*Requirement*: Copy out each line in the material below that has the word "name".

Source data
• • • • • • •

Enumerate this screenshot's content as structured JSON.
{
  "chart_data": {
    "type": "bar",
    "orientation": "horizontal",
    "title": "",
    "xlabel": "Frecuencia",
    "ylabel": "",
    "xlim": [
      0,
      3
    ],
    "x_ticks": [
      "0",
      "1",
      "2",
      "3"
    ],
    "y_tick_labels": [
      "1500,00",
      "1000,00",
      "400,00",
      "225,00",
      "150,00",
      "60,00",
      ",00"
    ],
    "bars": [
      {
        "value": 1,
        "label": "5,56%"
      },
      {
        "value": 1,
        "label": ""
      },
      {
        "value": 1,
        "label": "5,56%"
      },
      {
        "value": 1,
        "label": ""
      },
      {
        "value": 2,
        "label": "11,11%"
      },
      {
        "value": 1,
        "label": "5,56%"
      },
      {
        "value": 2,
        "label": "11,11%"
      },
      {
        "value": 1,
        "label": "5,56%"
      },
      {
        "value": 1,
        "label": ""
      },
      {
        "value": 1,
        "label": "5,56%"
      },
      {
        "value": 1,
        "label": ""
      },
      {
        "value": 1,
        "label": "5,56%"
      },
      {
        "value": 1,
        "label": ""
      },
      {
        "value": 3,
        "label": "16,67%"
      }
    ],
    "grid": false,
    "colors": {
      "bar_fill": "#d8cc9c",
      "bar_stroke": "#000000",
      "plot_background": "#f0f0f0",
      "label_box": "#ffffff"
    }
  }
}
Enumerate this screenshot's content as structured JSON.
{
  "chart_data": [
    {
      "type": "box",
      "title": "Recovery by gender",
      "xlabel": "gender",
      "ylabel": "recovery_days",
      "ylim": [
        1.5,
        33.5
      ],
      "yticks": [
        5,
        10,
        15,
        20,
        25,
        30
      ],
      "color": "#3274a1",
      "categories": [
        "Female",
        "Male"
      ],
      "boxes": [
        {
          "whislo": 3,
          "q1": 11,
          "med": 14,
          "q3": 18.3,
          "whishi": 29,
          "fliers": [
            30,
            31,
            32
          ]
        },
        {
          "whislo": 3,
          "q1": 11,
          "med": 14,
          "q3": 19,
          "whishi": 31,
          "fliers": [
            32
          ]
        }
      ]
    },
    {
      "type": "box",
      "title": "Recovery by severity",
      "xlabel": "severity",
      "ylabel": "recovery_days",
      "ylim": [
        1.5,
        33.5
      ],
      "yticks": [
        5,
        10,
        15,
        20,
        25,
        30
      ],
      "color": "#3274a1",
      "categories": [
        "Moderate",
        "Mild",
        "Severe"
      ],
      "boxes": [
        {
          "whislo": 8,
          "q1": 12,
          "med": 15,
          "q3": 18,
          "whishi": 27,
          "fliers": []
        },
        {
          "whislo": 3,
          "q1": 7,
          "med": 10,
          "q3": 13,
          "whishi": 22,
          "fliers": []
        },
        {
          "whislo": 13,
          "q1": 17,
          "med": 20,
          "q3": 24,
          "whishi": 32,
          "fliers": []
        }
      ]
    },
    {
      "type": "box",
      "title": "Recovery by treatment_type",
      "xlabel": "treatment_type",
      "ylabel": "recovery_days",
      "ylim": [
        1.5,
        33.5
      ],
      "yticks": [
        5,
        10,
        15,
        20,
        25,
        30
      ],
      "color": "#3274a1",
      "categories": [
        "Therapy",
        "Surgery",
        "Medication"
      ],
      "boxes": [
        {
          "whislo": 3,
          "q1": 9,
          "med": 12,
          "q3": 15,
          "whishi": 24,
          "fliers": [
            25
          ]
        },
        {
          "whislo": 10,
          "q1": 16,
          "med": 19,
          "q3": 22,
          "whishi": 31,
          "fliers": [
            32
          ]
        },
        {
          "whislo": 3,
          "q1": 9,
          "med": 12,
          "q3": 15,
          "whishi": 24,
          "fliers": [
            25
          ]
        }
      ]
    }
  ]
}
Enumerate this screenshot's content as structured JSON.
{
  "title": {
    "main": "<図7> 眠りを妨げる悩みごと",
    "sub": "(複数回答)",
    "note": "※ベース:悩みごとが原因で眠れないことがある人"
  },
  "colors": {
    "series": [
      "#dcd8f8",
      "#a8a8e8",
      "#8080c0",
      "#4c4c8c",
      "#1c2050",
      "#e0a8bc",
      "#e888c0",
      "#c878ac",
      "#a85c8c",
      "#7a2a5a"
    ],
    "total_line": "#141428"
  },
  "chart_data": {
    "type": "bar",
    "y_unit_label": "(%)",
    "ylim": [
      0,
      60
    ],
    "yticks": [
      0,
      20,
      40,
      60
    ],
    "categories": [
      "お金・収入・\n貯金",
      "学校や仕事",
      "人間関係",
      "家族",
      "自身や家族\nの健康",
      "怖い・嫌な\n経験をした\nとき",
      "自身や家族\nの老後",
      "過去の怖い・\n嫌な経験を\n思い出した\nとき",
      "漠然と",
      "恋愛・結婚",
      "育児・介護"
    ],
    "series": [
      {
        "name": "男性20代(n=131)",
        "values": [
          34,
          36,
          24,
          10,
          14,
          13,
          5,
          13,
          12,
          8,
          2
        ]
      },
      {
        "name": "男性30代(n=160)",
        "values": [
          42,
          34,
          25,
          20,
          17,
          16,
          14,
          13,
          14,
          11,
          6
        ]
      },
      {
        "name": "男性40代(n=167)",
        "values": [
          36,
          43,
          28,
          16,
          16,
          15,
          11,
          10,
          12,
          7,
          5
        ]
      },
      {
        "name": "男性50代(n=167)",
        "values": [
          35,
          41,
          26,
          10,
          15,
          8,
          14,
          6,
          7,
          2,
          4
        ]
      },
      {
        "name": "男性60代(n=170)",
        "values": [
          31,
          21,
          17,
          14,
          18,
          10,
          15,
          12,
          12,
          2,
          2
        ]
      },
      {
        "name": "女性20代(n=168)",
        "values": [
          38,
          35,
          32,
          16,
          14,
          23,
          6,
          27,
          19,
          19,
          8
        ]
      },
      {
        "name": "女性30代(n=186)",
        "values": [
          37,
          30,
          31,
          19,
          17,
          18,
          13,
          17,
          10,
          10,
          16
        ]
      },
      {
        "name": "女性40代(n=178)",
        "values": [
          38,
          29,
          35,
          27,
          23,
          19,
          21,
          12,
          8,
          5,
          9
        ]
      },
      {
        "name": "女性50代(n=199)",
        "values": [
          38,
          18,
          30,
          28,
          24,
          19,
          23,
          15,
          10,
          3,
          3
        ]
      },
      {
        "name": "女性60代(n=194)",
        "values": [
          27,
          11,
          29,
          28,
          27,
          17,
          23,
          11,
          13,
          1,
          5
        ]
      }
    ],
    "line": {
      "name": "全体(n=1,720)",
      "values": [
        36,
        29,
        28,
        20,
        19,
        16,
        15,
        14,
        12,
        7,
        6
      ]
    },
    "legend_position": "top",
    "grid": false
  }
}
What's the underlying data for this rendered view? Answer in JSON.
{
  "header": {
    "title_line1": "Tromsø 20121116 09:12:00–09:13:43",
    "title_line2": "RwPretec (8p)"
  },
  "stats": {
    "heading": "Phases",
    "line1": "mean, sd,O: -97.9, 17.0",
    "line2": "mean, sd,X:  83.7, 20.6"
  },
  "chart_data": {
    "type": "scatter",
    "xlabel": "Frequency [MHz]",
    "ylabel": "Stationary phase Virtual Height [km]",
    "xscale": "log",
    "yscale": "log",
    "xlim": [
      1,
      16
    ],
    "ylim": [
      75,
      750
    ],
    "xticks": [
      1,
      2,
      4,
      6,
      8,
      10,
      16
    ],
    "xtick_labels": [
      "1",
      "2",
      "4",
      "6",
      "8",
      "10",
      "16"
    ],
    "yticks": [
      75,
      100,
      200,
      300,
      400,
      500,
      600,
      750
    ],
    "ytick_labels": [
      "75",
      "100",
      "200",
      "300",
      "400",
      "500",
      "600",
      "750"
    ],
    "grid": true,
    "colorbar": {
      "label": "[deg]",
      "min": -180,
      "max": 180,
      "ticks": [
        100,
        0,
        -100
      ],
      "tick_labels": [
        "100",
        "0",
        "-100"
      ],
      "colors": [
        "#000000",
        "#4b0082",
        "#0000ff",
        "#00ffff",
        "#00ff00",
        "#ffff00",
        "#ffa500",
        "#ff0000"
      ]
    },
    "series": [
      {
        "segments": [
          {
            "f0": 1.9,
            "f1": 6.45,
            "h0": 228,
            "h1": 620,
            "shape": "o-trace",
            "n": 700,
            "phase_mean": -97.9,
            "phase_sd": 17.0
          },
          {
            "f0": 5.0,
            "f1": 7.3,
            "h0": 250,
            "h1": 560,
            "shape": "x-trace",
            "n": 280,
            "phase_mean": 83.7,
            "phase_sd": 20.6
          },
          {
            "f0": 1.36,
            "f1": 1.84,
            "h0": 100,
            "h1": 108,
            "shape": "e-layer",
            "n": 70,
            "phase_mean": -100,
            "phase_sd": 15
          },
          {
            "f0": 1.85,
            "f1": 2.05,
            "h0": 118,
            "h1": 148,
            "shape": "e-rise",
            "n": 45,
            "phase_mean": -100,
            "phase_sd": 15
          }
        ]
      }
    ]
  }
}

• • • • • • •

*Correct answer*:
        "name": "男性20代(n=131)",
        "name": "男性30代(n=160)",
        "name": "男性40代(n=167)",
        "name": "男性50代(n=167)",
        "name": "男性60代(n=170)",
        "name": "女性20代(n=168)",
        "name": "女性30代(n=186)",
        "name": "女性40代(n=178)",
        "name": "女性50代(n=199)",
        "name": "女性60代(n=194)",
      "name": "全体(n=1,720)",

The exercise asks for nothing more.